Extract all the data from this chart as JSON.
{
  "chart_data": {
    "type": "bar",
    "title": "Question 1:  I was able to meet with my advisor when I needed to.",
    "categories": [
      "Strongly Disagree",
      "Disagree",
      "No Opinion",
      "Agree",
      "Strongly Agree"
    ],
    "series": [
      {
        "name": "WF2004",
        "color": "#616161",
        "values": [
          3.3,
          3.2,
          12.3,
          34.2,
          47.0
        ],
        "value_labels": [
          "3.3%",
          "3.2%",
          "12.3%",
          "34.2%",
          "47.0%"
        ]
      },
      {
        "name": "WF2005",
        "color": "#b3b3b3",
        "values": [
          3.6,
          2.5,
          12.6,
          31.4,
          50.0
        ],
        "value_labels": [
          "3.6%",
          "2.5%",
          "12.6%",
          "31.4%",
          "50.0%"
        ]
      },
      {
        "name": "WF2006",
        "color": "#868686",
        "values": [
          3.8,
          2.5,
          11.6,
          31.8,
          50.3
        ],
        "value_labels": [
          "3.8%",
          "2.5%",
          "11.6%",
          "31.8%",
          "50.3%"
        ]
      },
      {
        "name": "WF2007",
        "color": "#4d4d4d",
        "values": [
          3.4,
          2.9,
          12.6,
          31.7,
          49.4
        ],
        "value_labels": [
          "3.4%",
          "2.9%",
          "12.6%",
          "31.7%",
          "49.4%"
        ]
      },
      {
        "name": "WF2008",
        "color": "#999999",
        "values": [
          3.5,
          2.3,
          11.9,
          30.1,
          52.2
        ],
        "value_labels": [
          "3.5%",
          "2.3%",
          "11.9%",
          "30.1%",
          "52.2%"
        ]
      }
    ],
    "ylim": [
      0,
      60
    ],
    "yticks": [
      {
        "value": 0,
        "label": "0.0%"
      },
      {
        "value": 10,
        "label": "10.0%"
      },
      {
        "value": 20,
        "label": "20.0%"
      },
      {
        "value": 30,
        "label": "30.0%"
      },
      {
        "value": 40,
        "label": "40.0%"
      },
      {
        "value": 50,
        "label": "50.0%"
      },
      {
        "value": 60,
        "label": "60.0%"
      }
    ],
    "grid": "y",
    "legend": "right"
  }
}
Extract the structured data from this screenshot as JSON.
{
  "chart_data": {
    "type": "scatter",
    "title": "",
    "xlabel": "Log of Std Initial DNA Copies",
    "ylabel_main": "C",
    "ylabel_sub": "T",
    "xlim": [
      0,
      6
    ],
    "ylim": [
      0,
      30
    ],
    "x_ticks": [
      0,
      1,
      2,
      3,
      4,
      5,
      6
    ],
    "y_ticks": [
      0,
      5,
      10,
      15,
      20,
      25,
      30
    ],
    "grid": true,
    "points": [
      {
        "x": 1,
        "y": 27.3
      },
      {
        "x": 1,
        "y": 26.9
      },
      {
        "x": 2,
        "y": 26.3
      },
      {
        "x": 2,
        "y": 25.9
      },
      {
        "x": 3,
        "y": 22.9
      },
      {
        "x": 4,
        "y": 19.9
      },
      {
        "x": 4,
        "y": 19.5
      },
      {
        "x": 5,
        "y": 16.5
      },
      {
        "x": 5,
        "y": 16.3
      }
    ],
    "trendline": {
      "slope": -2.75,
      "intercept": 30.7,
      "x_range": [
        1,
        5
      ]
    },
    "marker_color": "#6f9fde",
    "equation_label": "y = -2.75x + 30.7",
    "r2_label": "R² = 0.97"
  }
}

OBJECTIVE –
Quote every line of the data, word for word.

CORRECT ANSWER –
Extract all the data from this chart as JSON.
{
  "chart_data": {
    "type": "bar",
    "title": "Question 1:  I was able to meet with my advisor when I needed to.",
    "categories": [
      "Strongly Disagree",
      "Disagree",
      "No Opinion",
      "Agree",
      "Strongly Agree"
    ],
    "series": [
      {
        "name": "WF2004",
        "color": "#616161",
        "values": [
          3.3,
          3.2,
          12.3,
          34.2,
          47.0
        ],
        "value_labels": [
          "3.3%",
          "3.2%",
          "12.3%",
          "34.2%",
          "47.0%"
        ]
      },
      {
        "name": "WF2005",
        "color": "#b3b3b3",
        "values": [
          3.6,
          2.5,
          12.6,
          31.4,
          50.0
        ],
        "value_labels": [
          "3.6%",
          "2.5%",
          "12.6%",
          "31.4%",
          "50.0%"
        ]
      },
      {
        "name": "WF2006",
        "color": "#868686",
        "values": [
          3.8,
          2.5,
          11.6,
          31.8,
          50.3
        ],
        "value_labels": [
          "3.8%",
          "2.5%",
          "11.6%",
          "31.8%",
          "50.3%"
        ]
      },
      {
        "name": "WF2007",
        "color": "#4d4d4d",
        "values": [
          3.4,
          2.9,
          12.6,
          31.7,
          49.4
        ],
        "value_labels": [
          "3.4%",
          "2.9%",
          "12.6%",
          "31.7%",
          "49.4%"
        ]
      },
      {
        "name": "WF2008",
        "color": "#999999",
        "values": [
          3.5,
          2.3,
          11.9,
          30.1,
          52.2
        ],
        "value_labels": [
          "3.5%",
          "2.3%",
          "11.9%",
          "30.1%",
          "52.2%"
        ]
      }
    ],
    "ylim": [
      0,
      60
    ],
    "yticks": [
      {
        "value": 0,
        "label": "0.0%"
      },
      {
        "value": 10,
        "label": "10.0%"
      },
      {
        "value": 20,
        "label": "20.0%"
      },
      {
        "value": 30,
        "label": "30.0%"
      },
      {
        "value": 40,
        "label": "40.0%"
      },
      {
        "value": 50,
        "label": "50.0%"
      },
      {
        "value": 60,
        "label": "60.0%"
      }
    ],
    "grid": "y",
    "legend": "right"
  }
}
Extract the structured data from this screenshot as JSON.
{
  "chart_data": {
    "type": "scatter",
    "title": "",
    "xlabel": "Log of Std Initial DNA Copies",
    "ylabel_main": "C",
    "ylabel_sub": "T",
    "xlim": [
      0,
      6
    ],
    "ylim": [
      0,
      30
    ],
    "x_ticks": [
      0,
      1,
      2,
      3,
      4,
      5,
      6
    ],
    "y_ticks": [
      0,
      5,
      10,
      15,
      20,
      25,
      30
    ],
    "grid": true,
    "points": [
      {
        "x": 1,
        "y": 27.3
      },
      {
        "x": 1,
        "y": 26.9
      },
      {
        "x": 2,
        "y": 26.3
      },
      {
        "x": 2,
        "y": 25.9
      },
      {
        "x": 3,
        "y": 22.9
      },
      {
        "x": 4,
        "y": 19.9
      },
      {
        "x": 4,
        "y": 19.5
      },
      {
        "x": 5,
        "y": 16.5
      },
      {
        "x": 5,
        "y": 16.3
      }
    ],
    "trendline": {
      "slope": -2.75,
      "intercept": 30.7,
      "x_range": [
        1,
        5
      ]
    },
    "marker_color": "#6f9fde",
    "equation_label": "y = -2.75x + 30.7",
    "r2_label": "R² = 0.97"
  }
}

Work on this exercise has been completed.